» Extracted entries:
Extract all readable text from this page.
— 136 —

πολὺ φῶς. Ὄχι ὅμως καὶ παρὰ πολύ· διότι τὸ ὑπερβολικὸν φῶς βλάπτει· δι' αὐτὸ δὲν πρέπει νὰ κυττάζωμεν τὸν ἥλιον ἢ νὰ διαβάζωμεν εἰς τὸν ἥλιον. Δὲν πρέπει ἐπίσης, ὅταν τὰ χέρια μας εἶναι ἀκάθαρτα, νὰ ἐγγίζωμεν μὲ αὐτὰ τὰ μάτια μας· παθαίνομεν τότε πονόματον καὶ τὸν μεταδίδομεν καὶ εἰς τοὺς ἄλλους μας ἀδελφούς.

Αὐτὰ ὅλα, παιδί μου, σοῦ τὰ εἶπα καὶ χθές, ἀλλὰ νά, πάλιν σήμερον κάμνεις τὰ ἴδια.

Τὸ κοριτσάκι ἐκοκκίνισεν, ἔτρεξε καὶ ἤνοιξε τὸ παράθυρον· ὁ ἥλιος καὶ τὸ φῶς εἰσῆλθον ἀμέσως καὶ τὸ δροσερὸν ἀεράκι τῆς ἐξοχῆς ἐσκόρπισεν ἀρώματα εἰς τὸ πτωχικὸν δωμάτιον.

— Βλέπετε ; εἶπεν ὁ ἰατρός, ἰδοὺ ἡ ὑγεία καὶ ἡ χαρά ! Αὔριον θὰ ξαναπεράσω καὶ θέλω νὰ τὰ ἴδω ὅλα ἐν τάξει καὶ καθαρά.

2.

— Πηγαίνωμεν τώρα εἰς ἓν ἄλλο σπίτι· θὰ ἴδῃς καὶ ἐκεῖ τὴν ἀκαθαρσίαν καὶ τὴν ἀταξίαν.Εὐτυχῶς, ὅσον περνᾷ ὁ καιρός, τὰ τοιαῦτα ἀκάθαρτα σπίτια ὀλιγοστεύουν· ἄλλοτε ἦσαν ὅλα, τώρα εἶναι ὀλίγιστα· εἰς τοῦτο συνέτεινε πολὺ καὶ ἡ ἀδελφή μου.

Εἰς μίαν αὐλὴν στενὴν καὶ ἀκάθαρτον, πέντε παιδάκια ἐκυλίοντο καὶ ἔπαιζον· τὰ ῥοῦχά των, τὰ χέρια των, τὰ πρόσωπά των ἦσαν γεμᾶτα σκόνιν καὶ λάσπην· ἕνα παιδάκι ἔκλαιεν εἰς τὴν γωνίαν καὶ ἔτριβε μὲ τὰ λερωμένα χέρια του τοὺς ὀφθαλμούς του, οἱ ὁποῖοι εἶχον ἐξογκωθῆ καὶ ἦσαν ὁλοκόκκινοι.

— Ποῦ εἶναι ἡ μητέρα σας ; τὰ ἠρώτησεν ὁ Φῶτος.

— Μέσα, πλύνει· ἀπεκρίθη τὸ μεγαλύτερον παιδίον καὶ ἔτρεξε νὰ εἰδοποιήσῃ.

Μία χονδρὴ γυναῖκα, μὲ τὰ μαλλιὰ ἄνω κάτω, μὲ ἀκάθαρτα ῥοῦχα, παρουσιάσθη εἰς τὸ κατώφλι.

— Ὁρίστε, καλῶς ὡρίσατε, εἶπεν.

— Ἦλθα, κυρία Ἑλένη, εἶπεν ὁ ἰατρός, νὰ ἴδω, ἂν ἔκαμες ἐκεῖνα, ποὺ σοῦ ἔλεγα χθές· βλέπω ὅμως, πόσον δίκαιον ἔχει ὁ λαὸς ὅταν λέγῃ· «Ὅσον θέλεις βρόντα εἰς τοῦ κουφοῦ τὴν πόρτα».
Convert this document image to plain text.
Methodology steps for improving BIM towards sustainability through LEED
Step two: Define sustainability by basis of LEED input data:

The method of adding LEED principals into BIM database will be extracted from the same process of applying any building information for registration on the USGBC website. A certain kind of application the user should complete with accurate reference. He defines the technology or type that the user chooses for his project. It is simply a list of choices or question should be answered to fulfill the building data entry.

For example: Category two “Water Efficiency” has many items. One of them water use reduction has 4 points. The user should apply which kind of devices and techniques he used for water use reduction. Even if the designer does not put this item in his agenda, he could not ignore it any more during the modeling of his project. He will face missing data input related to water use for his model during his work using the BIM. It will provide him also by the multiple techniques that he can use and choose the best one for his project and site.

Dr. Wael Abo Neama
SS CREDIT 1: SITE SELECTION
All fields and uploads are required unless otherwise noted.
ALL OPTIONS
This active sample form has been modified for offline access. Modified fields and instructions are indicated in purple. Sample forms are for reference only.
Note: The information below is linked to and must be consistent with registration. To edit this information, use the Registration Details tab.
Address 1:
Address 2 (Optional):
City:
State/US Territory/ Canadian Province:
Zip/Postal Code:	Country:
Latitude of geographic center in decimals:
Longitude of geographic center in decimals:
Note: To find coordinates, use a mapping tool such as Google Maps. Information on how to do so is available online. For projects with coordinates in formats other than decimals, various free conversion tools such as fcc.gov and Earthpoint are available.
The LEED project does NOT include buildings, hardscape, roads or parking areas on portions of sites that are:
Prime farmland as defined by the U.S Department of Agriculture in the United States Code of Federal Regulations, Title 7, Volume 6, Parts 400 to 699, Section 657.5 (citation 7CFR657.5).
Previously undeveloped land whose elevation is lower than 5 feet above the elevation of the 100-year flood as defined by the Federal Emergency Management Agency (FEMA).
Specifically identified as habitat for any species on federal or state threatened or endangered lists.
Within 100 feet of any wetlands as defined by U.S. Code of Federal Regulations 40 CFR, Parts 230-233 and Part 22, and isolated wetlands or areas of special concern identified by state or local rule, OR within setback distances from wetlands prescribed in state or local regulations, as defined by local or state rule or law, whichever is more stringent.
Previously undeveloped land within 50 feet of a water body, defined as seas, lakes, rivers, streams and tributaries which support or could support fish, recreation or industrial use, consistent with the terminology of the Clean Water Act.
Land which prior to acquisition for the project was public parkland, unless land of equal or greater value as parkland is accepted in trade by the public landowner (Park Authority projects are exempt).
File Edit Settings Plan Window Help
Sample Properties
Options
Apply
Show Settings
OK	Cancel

» Problem to solve:
Reproduce every line of the listing above in which the string "Previously" appears.

» Exercise solution:
Previously undeveloped land whose elevation is lower than 5 feet above the elevation of the 100-year flood as defined by the Federal Emergency Management Agency (FEMA).
Previously undeveloped land within 50 feet of a water body, defined as seas, lakes, rivers, streams and tributaries which support or could support fish, recreation or industrial use, consistent with the terminology of the Clean Water Act.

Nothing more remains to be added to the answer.